▶ Your task:
Will you extract the entries word for word? Images should not appear in the copy.

▶ Records for processing:
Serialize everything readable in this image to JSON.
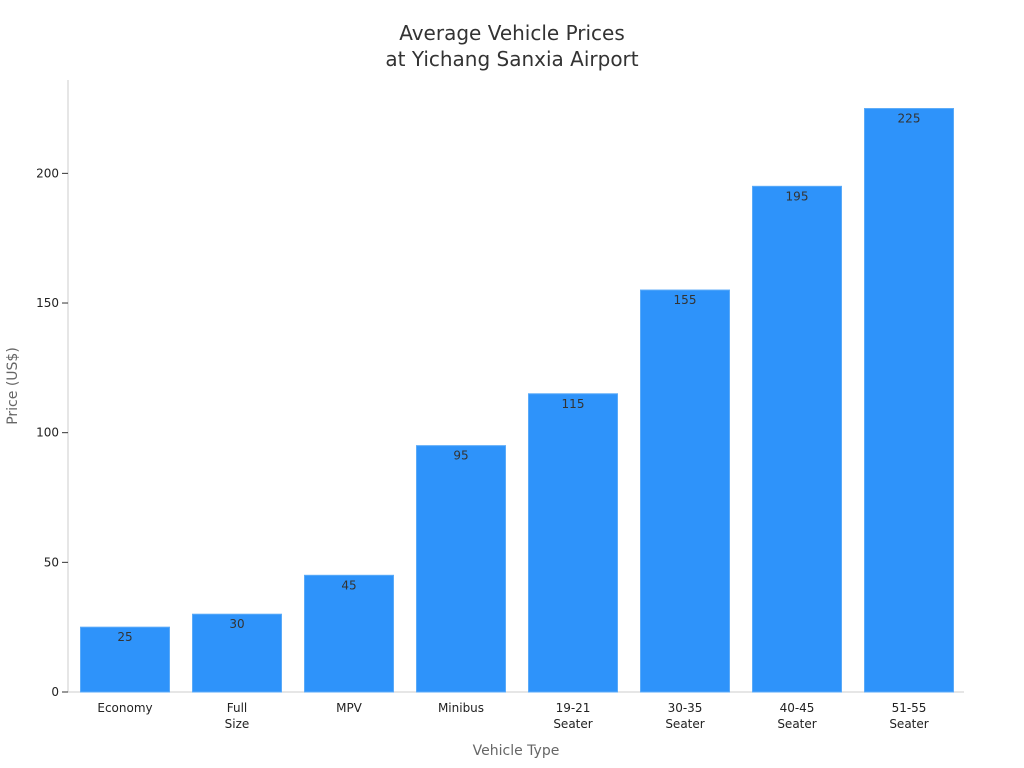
{
  "chart_data": {
    "type": "bar",
    "title": [
      "Average Vehicle Prices",
      "at Yichang Sanxia Airport"
    ],
    "xlabel": "Vehicle Type",
    "ylabel": "Price (US$)",
    "categories": [
      [
        "Economy"
      ],
      [
        "Full",
        "Size"
      ],
      [
        "MPV"
      ],
      [
        "Minibus"
      ],
      [
        "19-21",
        "Seater"
      ],
      [
        "30-35",
        "Seater"
      ],
      [
        "40-45",
        "Seater"
      ],
      [
        "51-55",
        "Seater"
      ]
    ],
    "values": [
      25,
      30,
      45,
      95,
      115,
      155,
      195,
      225
    ],
    "ylim": [
      0,
      236
    ],
    "yticks": [
      0,
      50,
      100,
      150,
      200
    ],
    "grid": false,
    "bar_color": "#2e93fa"
  }
}
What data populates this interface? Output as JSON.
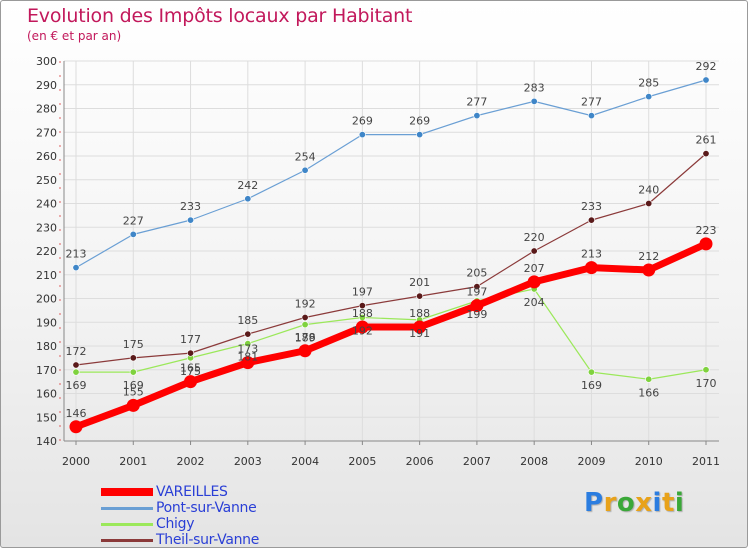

▶ Task response:
Serialize everything readable in this image to JSON.
{
  "chart_data": {
    "type": "bar",
    "title": [
      "Average Vehicle Prices",
      "at Yichang Sanxia Airport"
    ],
    "xlabel": "Vehicle Type",
    "ylabel": "Price (US$)",
    "categories": [
      [
        "Economy"
      ],
      [
        "Full",
        "Size"
      ],
      [
        "MPV"
      ],
      [
        "Minibus"
      ],
      [
        "19-21",
        "Seater"
      ],
      [
        "30-35",
        "Seater"
      ],
      [
        "40-45",
        "Seater"
      ],
      [
        "51-55",
        "Seater"
      ]
    ],
    "values": [
      25,
      30,
      45,
      95,
      115,
      155,
      195,
      225
    ],
    "ylim": [
      0,
      236
    ],
    "yticks": [
      0,
      50,
      100,
      150,
      200
    ],
    "grid": false,
    "bar_color": "#2e93fa"
  }
}
What data populates this interface? Output as JSON.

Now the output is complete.